GOAL OF THE EXERCISE: Find the number of lines in these records where the word "structured" appears. Reply with that number and nothing more.

RAW RECORDS:
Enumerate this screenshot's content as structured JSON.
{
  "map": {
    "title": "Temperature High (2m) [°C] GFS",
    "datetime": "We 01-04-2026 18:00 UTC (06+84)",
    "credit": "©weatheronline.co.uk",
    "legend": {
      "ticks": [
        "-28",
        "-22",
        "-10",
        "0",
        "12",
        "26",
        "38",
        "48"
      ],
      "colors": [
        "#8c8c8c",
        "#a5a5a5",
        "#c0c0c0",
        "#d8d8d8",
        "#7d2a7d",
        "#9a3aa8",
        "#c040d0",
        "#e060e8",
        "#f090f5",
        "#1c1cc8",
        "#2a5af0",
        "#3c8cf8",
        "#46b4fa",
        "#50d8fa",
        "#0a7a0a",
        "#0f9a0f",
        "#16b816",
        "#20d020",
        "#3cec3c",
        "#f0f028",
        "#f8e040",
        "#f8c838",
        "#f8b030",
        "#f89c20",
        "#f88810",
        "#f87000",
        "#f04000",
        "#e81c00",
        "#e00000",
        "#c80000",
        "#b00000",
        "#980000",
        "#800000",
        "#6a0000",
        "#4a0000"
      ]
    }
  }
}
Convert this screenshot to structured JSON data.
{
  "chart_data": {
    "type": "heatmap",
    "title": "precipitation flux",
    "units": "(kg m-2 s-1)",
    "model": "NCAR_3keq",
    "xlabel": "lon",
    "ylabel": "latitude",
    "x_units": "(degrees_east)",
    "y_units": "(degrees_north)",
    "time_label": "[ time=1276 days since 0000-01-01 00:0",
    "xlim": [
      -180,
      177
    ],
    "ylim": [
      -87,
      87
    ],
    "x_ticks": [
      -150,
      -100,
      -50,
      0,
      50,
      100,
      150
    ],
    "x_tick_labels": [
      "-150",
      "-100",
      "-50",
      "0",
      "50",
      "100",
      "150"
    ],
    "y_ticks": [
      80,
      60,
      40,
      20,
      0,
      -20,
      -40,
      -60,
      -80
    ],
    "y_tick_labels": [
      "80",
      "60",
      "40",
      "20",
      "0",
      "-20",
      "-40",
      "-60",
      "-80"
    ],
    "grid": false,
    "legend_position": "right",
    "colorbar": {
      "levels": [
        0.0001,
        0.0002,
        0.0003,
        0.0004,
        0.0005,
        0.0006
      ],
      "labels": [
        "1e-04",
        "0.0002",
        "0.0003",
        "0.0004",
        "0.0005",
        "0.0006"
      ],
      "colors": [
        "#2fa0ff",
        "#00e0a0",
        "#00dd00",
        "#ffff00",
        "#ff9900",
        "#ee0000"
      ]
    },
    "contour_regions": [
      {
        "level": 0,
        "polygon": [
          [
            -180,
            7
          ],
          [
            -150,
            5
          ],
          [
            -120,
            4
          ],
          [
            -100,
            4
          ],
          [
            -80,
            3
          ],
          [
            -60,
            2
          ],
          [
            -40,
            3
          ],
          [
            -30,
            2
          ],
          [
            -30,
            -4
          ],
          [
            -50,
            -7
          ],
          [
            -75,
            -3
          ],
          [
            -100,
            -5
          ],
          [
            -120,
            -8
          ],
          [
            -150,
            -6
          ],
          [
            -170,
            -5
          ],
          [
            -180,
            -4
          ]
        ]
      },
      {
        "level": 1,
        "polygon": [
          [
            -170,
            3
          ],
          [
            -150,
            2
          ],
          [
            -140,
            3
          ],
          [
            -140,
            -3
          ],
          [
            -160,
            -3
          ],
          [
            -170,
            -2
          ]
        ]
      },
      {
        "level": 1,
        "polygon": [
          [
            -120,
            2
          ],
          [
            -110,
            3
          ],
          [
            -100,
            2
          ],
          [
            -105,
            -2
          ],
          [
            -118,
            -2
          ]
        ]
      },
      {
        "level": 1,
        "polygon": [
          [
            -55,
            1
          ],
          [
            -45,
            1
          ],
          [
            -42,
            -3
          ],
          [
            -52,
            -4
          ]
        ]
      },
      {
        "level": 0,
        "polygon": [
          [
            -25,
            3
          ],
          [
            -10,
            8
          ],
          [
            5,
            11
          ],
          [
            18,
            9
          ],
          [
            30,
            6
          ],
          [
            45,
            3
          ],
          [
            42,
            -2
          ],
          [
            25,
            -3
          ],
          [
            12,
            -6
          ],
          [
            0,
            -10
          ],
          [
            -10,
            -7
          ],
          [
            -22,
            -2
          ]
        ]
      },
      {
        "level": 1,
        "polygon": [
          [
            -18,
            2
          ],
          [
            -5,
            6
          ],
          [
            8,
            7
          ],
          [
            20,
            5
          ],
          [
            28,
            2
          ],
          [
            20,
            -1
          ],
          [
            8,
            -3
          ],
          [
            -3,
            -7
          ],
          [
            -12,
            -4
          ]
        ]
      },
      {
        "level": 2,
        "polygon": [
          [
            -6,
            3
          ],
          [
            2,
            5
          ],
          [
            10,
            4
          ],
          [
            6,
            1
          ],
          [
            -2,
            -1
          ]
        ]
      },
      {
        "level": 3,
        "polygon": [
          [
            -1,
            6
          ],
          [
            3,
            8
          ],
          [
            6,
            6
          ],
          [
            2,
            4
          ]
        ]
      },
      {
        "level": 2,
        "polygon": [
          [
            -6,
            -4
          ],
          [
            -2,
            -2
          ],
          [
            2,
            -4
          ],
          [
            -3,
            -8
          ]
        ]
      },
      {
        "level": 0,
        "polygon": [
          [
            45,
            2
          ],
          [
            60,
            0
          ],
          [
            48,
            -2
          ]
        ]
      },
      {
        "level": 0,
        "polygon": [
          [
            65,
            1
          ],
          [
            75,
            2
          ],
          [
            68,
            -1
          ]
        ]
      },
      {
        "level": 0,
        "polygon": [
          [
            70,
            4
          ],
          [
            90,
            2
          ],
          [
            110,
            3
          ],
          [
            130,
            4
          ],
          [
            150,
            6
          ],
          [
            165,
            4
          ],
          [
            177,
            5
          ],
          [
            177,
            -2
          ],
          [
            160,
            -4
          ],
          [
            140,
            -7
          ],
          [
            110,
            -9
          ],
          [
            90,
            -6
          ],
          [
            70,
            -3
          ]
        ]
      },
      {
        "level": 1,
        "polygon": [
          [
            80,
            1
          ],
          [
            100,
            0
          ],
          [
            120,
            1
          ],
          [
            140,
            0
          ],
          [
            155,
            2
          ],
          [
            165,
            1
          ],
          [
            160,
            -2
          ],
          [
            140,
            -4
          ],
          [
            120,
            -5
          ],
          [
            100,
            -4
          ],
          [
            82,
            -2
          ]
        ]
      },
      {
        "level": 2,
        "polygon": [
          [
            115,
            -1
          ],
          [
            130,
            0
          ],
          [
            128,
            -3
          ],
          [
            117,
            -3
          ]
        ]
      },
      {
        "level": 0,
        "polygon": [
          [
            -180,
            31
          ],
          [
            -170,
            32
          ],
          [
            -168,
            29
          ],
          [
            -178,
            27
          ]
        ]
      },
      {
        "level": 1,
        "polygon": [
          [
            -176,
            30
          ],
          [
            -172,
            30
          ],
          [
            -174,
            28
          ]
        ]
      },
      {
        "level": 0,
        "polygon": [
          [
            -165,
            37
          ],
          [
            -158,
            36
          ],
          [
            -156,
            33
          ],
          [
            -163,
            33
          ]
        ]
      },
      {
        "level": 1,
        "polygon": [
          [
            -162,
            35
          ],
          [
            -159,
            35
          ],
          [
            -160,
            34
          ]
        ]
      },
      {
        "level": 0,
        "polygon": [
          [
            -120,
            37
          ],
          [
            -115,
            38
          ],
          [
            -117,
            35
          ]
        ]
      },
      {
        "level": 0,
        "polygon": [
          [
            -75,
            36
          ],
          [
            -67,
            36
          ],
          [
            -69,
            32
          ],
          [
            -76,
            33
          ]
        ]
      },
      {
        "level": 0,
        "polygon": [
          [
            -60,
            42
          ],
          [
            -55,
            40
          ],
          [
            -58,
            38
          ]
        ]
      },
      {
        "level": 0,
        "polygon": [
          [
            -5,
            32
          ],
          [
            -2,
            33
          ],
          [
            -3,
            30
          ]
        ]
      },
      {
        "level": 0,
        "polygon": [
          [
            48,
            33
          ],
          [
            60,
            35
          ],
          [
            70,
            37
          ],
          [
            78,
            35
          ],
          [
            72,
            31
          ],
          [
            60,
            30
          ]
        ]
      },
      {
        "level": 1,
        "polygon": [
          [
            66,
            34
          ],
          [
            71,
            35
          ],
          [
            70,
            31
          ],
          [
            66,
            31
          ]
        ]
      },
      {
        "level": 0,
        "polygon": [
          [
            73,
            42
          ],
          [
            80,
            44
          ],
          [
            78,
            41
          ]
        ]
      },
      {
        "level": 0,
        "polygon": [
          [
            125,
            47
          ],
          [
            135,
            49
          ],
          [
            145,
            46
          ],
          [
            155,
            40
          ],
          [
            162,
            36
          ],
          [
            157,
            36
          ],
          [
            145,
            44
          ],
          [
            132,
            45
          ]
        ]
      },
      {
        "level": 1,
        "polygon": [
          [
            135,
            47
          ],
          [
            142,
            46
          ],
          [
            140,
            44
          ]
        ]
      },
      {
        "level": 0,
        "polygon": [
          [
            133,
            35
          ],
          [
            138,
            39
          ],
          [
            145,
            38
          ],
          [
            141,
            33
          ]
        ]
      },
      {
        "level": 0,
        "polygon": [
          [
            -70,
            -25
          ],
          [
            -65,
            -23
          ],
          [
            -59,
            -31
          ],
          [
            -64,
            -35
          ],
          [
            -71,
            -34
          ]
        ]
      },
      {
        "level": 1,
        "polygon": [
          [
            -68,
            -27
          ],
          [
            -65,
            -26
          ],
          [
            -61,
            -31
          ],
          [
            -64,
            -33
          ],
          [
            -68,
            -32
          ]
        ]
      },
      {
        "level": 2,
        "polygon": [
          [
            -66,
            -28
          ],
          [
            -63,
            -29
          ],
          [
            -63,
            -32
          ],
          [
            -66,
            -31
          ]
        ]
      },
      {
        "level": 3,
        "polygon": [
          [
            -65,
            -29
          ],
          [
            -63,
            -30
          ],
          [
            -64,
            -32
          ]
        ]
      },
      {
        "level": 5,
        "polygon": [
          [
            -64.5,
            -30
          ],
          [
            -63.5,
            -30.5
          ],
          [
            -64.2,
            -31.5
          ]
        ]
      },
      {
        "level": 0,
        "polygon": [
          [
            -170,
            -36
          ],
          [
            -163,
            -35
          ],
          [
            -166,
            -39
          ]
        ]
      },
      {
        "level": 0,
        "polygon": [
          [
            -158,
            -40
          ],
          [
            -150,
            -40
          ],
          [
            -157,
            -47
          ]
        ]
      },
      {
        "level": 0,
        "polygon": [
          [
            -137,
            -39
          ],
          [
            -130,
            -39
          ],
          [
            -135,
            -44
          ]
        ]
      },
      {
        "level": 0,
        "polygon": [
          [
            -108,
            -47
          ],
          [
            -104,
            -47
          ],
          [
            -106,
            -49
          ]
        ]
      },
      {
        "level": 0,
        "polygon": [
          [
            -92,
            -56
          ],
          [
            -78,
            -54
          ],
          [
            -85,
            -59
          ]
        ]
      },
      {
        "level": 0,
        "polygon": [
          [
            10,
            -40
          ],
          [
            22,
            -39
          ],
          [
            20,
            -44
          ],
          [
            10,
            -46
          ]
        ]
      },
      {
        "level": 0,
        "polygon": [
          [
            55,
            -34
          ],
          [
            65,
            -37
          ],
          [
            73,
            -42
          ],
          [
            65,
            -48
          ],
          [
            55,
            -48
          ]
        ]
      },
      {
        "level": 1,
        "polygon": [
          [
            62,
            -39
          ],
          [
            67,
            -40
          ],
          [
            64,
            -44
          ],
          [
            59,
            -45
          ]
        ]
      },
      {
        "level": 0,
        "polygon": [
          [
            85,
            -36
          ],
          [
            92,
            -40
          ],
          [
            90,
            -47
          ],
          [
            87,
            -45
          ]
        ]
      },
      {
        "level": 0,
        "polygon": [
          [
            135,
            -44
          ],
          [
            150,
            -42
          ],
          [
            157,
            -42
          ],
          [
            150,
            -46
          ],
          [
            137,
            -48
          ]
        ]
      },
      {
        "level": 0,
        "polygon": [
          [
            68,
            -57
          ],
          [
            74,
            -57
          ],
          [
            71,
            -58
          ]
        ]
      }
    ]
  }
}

TASK RESPONSE: 2